→ **INSTRUCTION**: Identify and pull out each line of the entries in which "state" occurs.

→ **SUPPLIED MATERIAL**:
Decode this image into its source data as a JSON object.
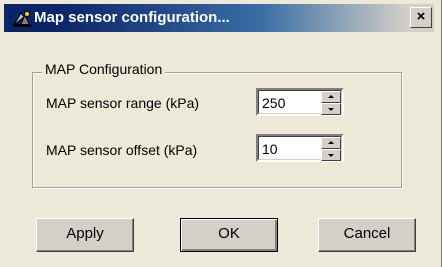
{
  "window": {
    "title": "Map sensor configuration...",
    "close_label": "×"
  },
  "group": {
    "legend": "MAP Configuration"
  },
  "fields": {
    "range": {
      "label": "MAP sensor range (kPa)",
      "value": "250"
    },
    "offset": {
      "label": "MAP sensor offset  (kPa)",
      "value": "10"
    }
  },
  "buttons": {
    "apply": "Apply",
    "ok": "OK",
    "cancel": "Cancel"
  }
}
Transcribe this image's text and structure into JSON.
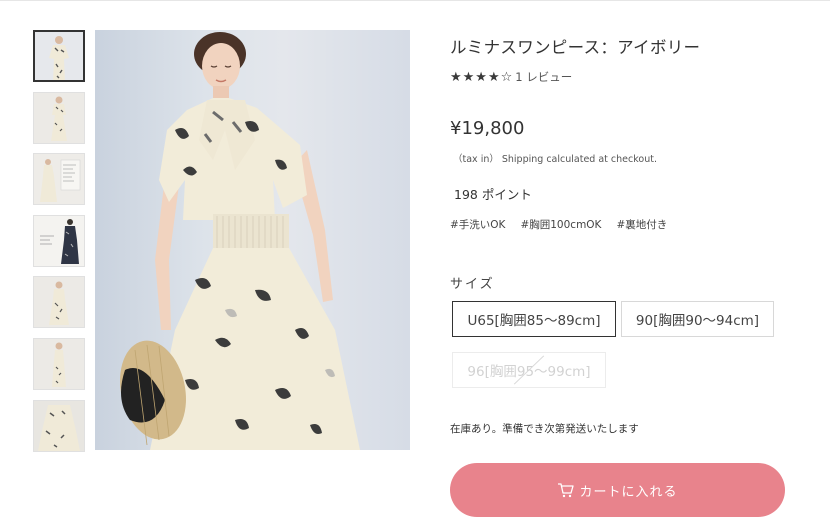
{
  "product": {
    "title": "ルミナスワンピース：アイボリー",
    "stars": "★★★★☆",
    "rating_count": "1 レビュー",
    "price": "¥19,800",
    "tax_note": "（tax in） Shipping calculated at checkout.",
    "points": "198 ポイント",
    "tags": [
      "#手洗いOK",
      "#胸囲100cmOK",
      "#裏地付き"
    ],
    "rating_value": 4
  },
  "size": {
    "label": "サイズ",
    "options": [
      {
        "label": "U65[胸囲85〜89cm]",
        "state": "selected"
      },
      {
        "label": "90[胸囲90〜94cm]",
        "state": "available"
      },
      {
        "label": "96[胸囲95〜99cm]",
        "state": "sold-out"
      }
    ]
  },
  "stock_text": "在庫あり。準備でき次第発送いたします",
  "cart_button": "カートに入れる",
  "gallery": {
    "thumbnail_count": 7,
    "active_index": 0
  },
  "colors": {
    "accent": "#e8838c",
    "text": "#333333",
    "border": "#d8d8d8"
  }
}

→ **TASK ANSWER**:
        "state": "selected"
        "state": "available"
        "state": "sold-out"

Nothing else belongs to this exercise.